Reproduce each line exactly. Skip none.

## SUPPLIED DATA:
******************************
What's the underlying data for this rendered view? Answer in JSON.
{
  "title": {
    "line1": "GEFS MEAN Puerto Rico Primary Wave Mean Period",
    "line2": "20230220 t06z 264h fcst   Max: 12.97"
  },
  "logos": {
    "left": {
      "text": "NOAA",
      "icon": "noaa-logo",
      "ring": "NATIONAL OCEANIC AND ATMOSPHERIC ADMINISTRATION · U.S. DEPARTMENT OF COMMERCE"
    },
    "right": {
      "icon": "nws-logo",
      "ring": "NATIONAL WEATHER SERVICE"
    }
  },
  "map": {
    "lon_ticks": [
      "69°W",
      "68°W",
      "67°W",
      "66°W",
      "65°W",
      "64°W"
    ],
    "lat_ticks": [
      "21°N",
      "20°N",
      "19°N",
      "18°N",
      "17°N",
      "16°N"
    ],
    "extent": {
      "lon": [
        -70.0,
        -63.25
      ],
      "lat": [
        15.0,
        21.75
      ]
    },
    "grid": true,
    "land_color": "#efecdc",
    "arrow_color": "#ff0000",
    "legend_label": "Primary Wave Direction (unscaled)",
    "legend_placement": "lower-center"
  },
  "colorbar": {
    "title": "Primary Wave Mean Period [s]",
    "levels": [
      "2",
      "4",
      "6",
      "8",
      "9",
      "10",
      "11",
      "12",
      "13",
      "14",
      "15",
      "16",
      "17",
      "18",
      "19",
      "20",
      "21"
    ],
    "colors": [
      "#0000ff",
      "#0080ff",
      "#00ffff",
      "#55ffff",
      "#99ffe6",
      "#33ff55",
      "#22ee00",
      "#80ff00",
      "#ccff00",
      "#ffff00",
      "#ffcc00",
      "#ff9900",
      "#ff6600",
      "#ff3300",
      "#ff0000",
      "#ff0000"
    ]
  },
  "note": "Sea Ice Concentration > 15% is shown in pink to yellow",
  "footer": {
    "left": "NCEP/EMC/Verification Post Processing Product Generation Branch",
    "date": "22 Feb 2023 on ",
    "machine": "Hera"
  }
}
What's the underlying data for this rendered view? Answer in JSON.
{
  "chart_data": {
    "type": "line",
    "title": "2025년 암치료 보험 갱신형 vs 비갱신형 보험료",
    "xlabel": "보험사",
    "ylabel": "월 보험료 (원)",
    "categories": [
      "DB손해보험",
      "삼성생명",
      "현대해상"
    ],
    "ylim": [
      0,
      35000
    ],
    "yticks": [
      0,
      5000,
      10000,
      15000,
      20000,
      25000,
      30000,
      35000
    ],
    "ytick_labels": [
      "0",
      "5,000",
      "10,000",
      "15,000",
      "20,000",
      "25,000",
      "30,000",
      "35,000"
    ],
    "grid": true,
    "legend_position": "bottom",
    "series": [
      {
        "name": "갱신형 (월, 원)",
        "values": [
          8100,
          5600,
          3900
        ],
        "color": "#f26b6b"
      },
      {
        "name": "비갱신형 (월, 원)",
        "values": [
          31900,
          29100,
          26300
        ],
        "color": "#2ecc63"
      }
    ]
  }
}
******************************
## ANSWER FOR THIS EXERCISE:
What's the underlying data for this rendered view? Answer in JSON.
{
  "title": {
    "line1": "GEFS MEAN Puerto Rico Primary Wave Mean Period",
    "line2": "20230220 t06z 264h fcst   Max: 12.97"
  },
  "logos": {
    "left": {
      "text": "NOAA",
      "icon": "noaa-logo",
      "ring": "NATIONAL OCEANIC AND ATMOSPHERIC ADMINISTRATION · U.S. DEPARTMENT OF COMMERCE"
    },
    "right": {
      "icon": "nws-logo",
      "ring": "NATIONAL WEATHER SERVICE"
    }
  },
  "map": {
    "lon_ticks": [
      "69°W",
      "68°W",
      "67°W",
      "66°W",
      "65°W",
      "64°W"
    ],
    "lat_ticks": [
      "21°N",
      "20°N",
      "19°N",
      "18°N",
      "17°N",
      "16°N"
    ],
    "extent": {
      "lon": [
        -70.0,
        -63.25
      ],
      "lat": [
        15.0,
        21.75
      ]
    },
    "grid": true,
    "land_color": "#efecdc",
    "arrow_color": "#ff0000",
    "legend_label": "Primary Wave Direction (unscaled)",
    "legend_placement": "lower-center"
  },
  "colorbar": {
    "title": "Primary Wave Mean Period [s]",
    "levels": [
      "2",
      "4",
      "6",
      "8",
      "9",
      "10",
      "11",
      "12",
      "13",
      "14",
      "15",
      "16",
      "17",
      "18",
      "19",
      "20",
      "21"
    ],
    "colors": [
      "#0000ff",
      "#0080ff",
      "#00ffff",
      "#55ffff",
      "#99ffe6",
      "#33ff55",
      "#22ee00",
      "#80ff00",
      "#ccff00",
      "#ffff00",
      "#ffcc00",
      "#ff9900",
      "#ff6600",
      "#ff3300",
      "#ff0000",
      "#ff0000"
    ]
  },
  "note": "Sea Ice Concentration > 15% is shown in pink to yellow",
  "footer": {
    "left": "NCEP/EMC/Verification Post Processing Product Generation Branch",
    "date": "22 Feb 2023 on ",
    "machine": "Hera"
  }
}
What's the underlying data for this rendered view? Answer in JSON.
{
  "chart_data": {
    "type": "line",
    "title": "2025년 암치료 보험 갱신형 vs 비갱신형 보험료",
    "xlabel": "보험사",
    "ylabel": "월 보험료 (원)",
    "categories": [
      "DB손해보험",
      "삼성생명",
      "현대해상"
    ],
    "ylim": [
      0,
      35000
    ],
    "yticks": [
      0,
      5000,
      10000,
      15000,
      20000,
      25000,
      30000,
      35000
    ],
    "ytick_labels": [
      "0",
      "5,000",
      "10,000",
      "15,000",
      "20,000",
      "25,000",
      "30,000",
      "35,000"
    ],
    "grid": true,
    "legend_position": "bottom",
    "series": [
      {
        "name": "갱신형 (월, 원)",
        "values": [
          8100,
          5600,
          3900
        ],
        "color": "#f26b6b"
      },
      {
        "name": "비갱신형 (월, 원)",
        "values": [
          31900,
          29100,
          26300
        ],
        "color": "#2ecc63"
      }
    ]
  }
}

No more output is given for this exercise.